*SUPPLIED PASSAGE*:
- - -

Methods for estimating the upcrossings index: improvements and comparison

Abstract

The upcrossings index \(0\le \eta \le 1,\) as a measure of the degree of local dependence in the upcrossings of a high level by a stationary process, plays, together with the extremal index \(\theta ,\) an important role in extreme events modelling. For stationary processes, verifying a long range dependence condition, upcrossings of high thresholds in different blocks can be assumed asymptotically independent and therefore blocks estimators for the upcrossings index can be easily constructed using disjoint blocks. In this paper we focus on the estimation of the upcrossings index via the blocks method and properties such as consistency and asymptotic normality are studied. Besides this new estimation approach for this parameter, we also enlarge its family of runs estimators and improve estimation within this class by providing an empirical way of checking local dependence conditions that control the clustering of upcrossings. We compare the performance of a range of different estimators for \(\eta \) and illustrate the methods using simulated data and financial data.

Appendix A: Proofs for section 2

1.1 Proof of Theorem 1

Let us consider the sample \(X_1,\ldots , X_{[n/c_n]},\) divided into \(k_n/c_n\) disjoint blocks. We can then apply the arguments used in Lemma 2.1 of Ferreira (2006) and conclude that

$$\begin{aligned} P(\widetilde{N}_{[n/c_n]}(v_n)=0)\sim P^{k_n/c_n}(\widetilde{N}_{r_n}(v_n)=0). \end{aligned}$$

(5.1)

Now, from the definition of the upcrossings index \(\eta \) we have \(P(\widetilde{N}_{[n/c_n]}(v_n)=0)\xrightarrow [n\rightarrow +\infty ]{} e^{-\eta \nu },\) hence applying logarithms on both sides of (5.1), (2.4) follows immediately.

For the conditional mean number of upcrossings in each block, we have from (2.4) and the definition of the thresholds \(v_n\)

$$\begin{aligned} E[\widetilde{N}_{r_n}(v_n)\ |\ \widetilde{N}_{r_n}(v_n)>0]= & {} \frac{\sum _{j\ge 1} j\times P(\widetilde{N}_{r_n}(v_n)=j,\ \widetilde{N}_{r_n}(v_n)>0)}{P(\widetilde{N}_{r_n}(v_n)>0)}\\= & {} \frac{E[\widetilde{N}_{r_n}(v_n)]}{P(\widetilde{N}_{r_n}(v_n)>0)}=\frac{r_nP(X_1\le v_n<X_2)}{P(\widetilde{N}_{r_n}(v_n)>0)}\\\sim & {} \frac{r_nc_n\nu /n}{c_n\eta \nu /k_n} , \end{aligned}$$

which completes the proof since \(k_nr_n\sim n.\)\(\square \)

- - -

*GIVEN INFORMATION*:
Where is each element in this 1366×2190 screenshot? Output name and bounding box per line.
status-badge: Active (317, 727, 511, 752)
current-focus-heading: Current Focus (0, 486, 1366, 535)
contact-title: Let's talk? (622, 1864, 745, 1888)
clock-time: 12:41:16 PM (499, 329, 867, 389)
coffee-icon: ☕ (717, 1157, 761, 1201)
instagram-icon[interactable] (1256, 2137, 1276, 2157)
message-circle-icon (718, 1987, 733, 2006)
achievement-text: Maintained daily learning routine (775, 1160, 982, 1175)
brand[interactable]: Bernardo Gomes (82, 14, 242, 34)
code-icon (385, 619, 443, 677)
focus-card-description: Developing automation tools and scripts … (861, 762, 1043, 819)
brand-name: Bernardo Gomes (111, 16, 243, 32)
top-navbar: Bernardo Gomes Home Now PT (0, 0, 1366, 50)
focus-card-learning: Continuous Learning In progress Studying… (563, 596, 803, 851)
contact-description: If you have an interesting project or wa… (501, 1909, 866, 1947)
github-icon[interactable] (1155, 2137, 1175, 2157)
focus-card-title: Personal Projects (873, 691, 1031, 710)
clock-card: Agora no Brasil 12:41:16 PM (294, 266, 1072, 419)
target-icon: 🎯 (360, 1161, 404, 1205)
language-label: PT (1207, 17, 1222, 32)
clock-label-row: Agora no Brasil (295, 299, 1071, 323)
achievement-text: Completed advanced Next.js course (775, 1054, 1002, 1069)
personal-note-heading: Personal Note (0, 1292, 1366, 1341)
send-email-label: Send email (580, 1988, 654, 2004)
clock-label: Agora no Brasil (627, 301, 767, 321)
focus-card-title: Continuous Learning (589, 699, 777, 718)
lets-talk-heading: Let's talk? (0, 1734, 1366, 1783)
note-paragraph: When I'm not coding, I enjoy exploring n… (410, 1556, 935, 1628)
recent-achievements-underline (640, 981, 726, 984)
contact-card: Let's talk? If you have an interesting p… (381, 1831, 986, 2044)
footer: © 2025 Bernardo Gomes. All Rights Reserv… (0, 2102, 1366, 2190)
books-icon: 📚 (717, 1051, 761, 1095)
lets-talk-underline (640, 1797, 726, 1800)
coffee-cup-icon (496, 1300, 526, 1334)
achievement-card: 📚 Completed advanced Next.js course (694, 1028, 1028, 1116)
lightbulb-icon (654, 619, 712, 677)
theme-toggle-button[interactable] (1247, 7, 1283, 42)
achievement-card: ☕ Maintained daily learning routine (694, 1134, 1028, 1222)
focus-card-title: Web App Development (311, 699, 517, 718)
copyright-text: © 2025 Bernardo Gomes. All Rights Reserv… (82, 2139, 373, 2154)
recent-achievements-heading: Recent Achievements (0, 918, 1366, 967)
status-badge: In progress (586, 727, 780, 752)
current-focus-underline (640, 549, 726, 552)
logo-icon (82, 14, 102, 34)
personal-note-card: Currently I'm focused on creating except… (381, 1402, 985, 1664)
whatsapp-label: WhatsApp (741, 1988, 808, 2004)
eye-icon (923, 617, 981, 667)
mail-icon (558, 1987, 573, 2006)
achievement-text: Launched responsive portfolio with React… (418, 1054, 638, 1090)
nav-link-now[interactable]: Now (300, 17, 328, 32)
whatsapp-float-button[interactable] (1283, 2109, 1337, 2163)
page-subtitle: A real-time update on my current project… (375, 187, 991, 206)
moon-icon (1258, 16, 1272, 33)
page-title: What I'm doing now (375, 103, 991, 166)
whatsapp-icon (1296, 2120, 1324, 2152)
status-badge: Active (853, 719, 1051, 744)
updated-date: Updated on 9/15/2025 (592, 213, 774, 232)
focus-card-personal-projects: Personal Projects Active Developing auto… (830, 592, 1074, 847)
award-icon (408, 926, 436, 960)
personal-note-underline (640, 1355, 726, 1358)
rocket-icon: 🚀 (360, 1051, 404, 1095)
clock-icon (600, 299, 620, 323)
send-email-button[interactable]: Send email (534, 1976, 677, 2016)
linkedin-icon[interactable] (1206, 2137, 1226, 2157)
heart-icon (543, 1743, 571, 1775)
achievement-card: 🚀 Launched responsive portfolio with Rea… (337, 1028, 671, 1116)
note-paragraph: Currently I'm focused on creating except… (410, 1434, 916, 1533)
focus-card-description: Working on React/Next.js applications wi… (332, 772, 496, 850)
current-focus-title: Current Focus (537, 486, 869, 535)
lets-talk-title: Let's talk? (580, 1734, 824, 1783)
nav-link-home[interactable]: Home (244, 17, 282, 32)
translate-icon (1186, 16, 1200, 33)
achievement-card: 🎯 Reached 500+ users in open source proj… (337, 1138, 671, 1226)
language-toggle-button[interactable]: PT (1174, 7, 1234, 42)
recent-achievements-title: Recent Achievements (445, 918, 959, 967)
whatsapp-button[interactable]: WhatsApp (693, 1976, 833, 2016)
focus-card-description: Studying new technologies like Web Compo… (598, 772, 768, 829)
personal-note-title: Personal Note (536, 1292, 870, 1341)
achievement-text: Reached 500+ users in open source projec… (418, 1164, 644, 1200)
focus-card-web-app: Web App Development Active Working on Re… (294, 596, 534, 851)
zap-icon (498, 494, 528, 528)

- - -

*TASKS*:
1. According to the abstract of the upcrossings-index text, what does the upcrossings index measure?
2. Write the next part of the upcrossings-index text, picking up right after the proof of Theorem 1.
The entries are separate material and have no connection to the upcrossings-index text.

*ANSWERS*:
1. It measures the degree of local dependence in the upcrossings of a high level by a stationary process.

2.
1.2 Proof of Theorem 2

It suffices to show that

$$\begin{aligned} \lim _{n\rightarrow +\infty } \sum _{j=1}^{+\infty } j\widetilde{\pi }_n(j;v_n)=\eta ^{-1} \end{aligned}$$

(5.2)

and

$$\begin{aligned} \sum _{j=1}^{+\infty }j\big (\widehat{\widetilde{\pi }}_n(j;v_n)-\widetilde{\pi }_n(j;v_n)\big )\xrightarrow [n\rightarrow +\infty ]{P}0. \end{aligned}$$

(5.3)

(5.2) follows immediately from Theorem 1 since

$$\begin{aligned} \lim _{n\rightarrow +\infty } \sum _{j=1}^{+\infty } j\widetilde{\pi }_n(j;v_n)=\lim _{n\rightarrow +\infty }E\big [\widetilde{N}_{r_n}(v_n)\ |\ \widetilde{N}_{r_n}(v_n)>0\big ]=\eta ^{-1}. \end{aligned}$$

To show (5.3), lets start by noting that Theorem 2 of Hsing (1991) holds for \(\widehat{\widetilde{\pi }}_n(j;v_n)\) and \(\widetilde{\pi }_n(j;v_n),\) if \(Y_{n1},\) the number of exceedances of \(v_n\) in a block of size \(r_n,\) is replaced by \(\widetilde{N}_{r_n}(v_n).\) The proof now follows from considering \(\alpha =1\) and \(T(j)=j{1\mathrm{I}}_{\{j\ge 1\}}\) in this theorem for \(\widetilde{N}_{r_n}(v_n)\) and verifying that conditions (a), (c) and (d) of this theorem follow from the assumptions of Theorem 1, (2) and (3), (b) follows from Theorem 1 and (e) from the fact that

$$\begin{aligned} \lim _{n\rightarrow +\infty }\frac{k_n}{c_n} E\big [\widetilde{N}_{r_n}(v_n)\big ]=\lim _{n\rightarrow +\infty }\frac{k_n}{c_n} r_nP(X_\le v_n <X_2)=\nu . \end{aligned}$$

\(\square \)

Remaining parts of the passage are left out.